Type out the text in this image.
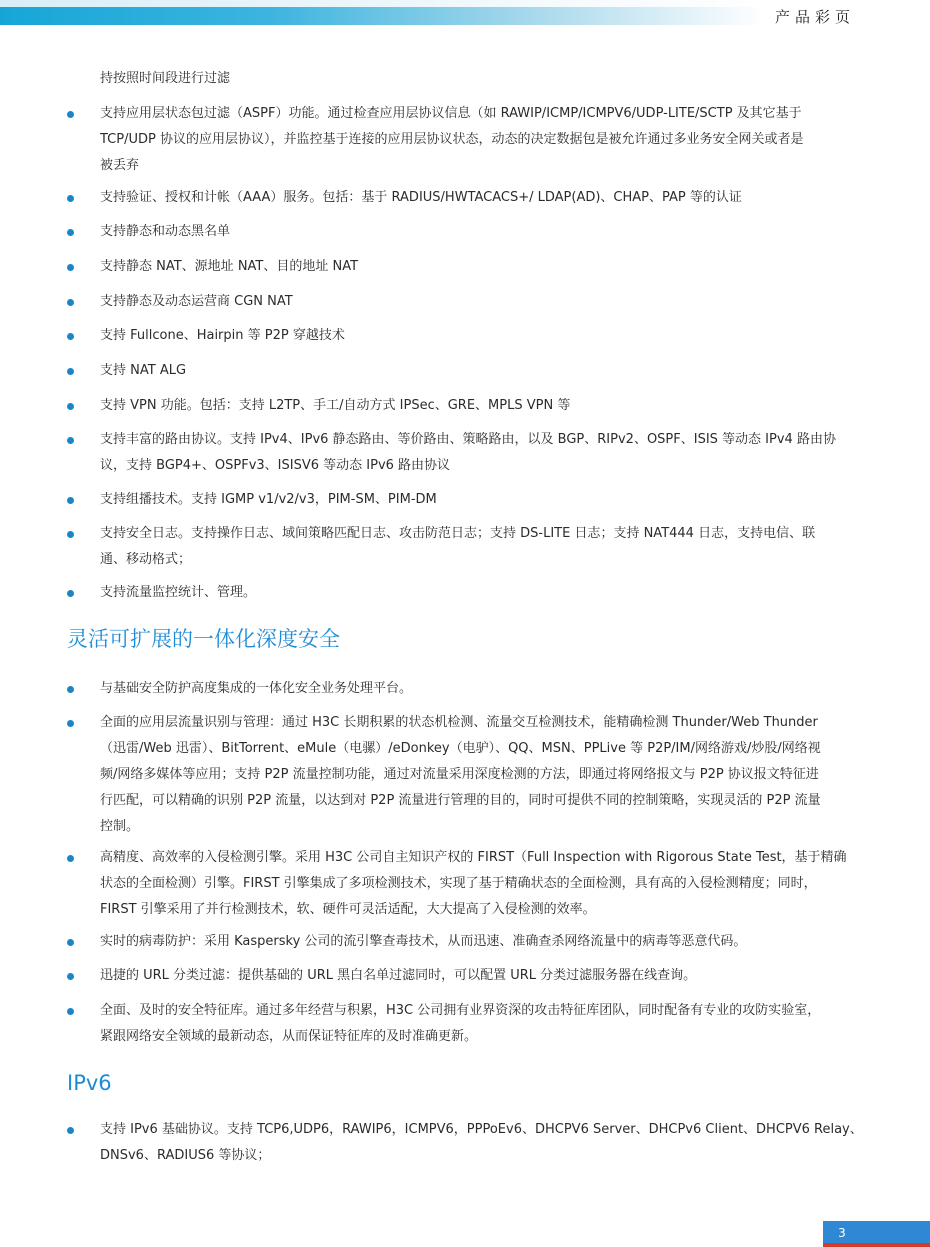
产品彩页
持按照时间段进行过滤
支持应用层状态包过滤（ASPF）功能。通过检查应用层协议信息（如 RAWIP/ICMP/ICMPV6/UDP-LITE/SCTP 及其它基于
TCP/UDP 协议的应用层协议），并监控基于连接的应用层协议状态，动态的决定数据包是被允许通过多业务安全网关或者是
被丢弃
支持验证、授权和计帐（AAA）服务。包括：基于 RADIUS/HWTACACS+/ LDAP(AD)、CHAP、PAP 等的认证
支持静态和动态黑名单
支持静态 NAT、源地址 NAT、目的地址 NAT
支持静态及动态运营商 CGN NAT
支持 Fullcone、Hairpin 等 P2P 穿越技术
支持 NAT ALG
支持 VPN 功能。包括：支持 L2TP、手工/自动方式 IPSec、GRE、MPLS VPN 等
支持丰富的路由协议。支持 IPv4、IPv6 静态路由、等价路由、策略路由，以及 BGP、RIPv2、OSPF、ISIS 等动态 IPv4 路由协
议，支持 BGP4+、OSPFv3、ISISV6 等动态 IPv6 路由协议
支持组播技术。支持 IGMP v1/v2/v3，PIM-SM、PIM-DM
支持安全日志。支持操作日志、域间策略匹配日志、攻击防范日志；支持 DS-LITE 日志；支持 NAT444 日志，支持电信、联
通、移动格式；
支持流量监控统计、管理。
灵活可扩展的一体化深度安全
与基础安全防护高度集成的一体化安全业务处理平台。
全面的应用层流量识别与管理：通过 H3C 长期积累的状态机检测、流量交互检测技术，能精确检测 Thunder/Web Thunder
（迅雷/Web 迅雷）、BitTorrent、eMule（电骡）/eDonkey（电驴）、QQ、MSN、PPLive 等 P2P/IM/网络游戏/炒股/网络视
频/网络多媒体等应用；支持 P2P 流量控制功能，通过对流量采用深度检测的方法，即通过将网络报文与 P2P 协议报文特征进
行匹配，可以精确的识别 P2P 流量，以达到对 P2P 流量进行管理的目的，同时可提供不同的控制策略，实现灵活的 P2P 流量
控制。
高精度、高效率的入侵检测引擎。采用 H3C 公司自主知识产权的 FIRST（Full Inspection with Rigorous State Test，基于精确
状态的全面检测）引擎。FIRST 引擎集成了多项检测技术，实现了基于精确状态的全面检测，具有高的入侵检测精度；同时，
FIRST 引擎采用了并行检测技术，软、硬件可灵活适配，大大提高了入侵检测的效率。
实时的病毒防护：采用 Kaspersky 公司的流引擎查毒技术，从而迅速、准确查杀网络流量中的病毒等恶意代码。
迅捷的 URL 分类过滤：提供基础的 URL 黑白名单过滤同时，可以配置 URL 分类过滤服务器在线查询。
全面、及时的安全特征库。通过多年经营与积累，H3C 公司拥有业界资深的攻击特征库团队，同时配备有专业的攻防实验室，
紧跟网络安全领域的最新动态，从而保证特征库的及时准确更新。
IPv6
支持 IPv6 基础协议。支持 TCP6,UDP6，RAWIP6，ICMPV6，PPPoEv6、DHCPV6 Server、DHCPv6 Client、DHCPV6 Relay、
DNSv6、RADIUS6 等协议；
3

--

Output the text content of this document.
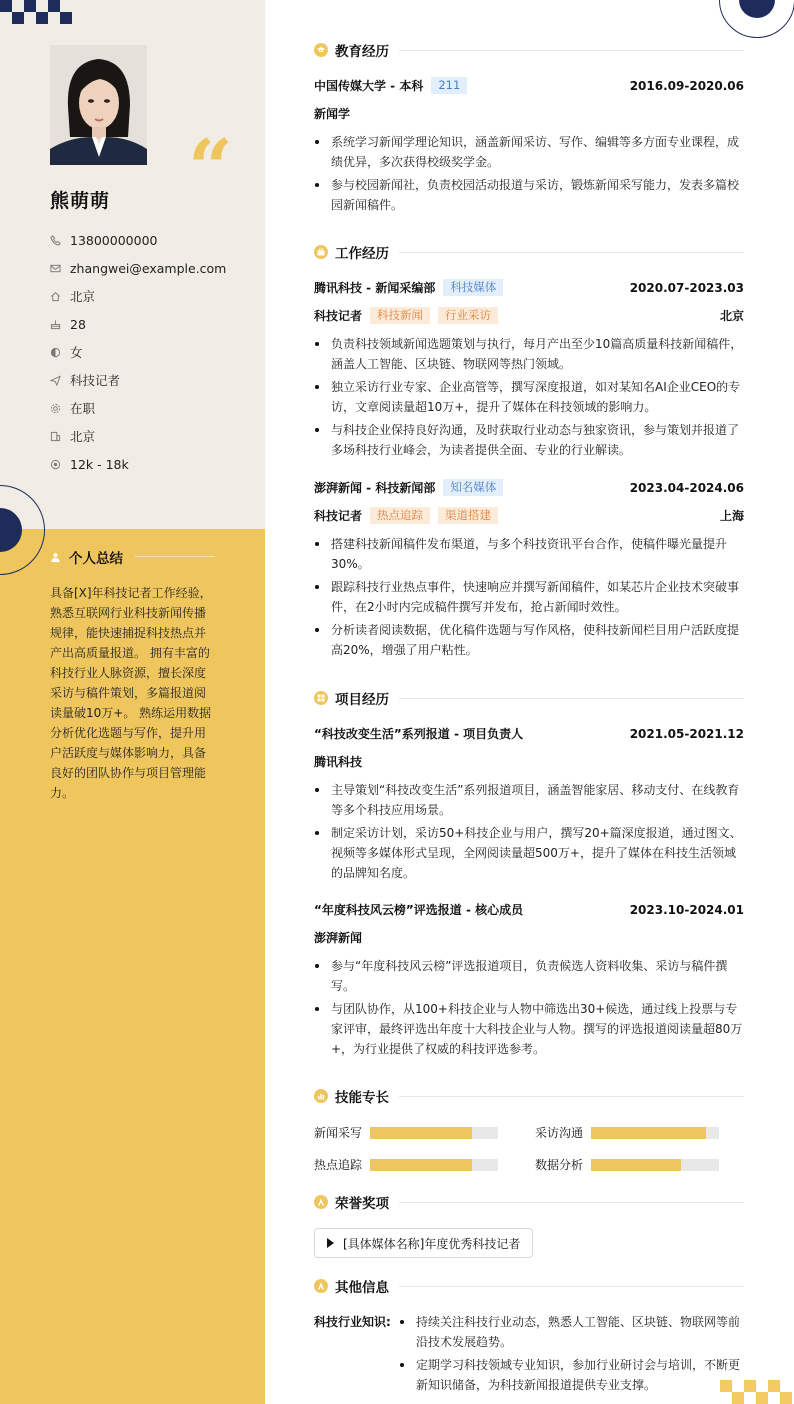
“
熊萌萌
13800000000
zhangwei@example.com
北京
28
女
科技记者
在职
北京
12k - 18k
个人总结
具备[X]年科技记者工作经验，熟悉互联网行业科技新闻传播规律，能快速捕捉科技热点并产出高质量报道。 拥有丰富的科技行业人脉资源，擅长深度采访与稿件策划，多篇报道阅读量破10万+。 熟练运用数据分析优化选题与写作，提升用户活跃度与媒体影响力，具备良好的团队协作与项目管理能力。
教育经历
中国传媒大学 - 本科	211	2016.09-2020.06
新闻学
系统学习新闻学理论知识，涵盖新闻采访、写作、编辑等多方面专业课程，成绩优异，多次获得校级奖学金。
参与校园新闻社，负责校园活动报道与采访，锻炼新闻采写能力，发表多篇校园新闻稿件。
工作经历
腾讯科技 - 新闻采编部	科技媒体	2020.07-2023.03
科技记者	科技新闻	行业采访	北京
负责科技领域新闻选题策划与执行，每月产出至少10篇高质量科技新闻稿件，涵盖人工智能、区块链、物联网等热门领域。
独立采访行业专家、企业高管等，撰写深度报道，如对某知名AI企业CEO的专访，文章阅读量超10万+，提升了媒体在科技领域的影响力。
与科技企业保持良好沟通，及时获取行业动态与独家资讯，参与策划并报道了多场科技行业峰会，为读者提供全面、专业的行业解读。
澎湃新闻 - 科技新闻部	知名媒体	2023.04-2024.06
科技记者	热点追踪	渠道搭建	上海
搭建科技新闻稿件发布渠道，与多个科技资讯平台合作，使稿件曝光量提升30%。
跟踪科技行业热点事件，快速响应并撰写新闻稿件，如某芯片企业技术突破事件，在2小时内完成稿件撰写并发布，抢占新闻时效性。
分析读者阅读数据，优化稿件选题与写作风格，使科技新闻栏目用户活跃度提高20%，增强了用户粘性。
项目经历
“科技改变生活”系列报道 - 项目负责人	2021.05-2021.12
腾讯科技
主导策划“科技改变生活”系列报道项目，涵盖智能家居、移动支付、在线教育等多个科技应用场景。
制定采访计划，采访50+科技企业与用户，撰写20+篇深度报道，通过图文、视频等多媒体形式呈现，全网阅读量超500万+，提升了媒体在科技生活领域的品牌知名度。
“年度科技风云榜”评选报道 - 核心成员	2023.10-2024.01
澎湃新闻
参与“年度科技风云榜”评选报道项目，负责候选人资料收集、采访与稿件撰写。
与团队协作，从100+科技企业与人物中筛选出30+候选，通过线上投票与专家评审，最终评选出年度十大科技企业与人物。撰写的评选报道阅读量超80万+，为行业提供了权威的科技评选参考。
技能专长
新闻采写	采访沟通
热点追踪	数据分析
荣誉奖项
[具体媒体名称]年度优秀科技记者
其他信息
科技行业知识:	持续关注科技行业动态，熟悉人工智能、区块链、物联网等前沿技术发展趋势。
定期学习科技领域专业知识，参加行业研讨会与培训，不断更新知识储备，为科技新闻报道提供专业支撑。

TASK TO COMPLETE. Track down every line holding the string "年度科技风云榜" and copy it.

OUTPUT FOR THIS TASK.
“年度科技风云榜”评选报道 - 核心成员	2023.10-2024.01
参与“年度科技风云榜”评选报道项目，负责候选人资料收集、采访与稿件撰写。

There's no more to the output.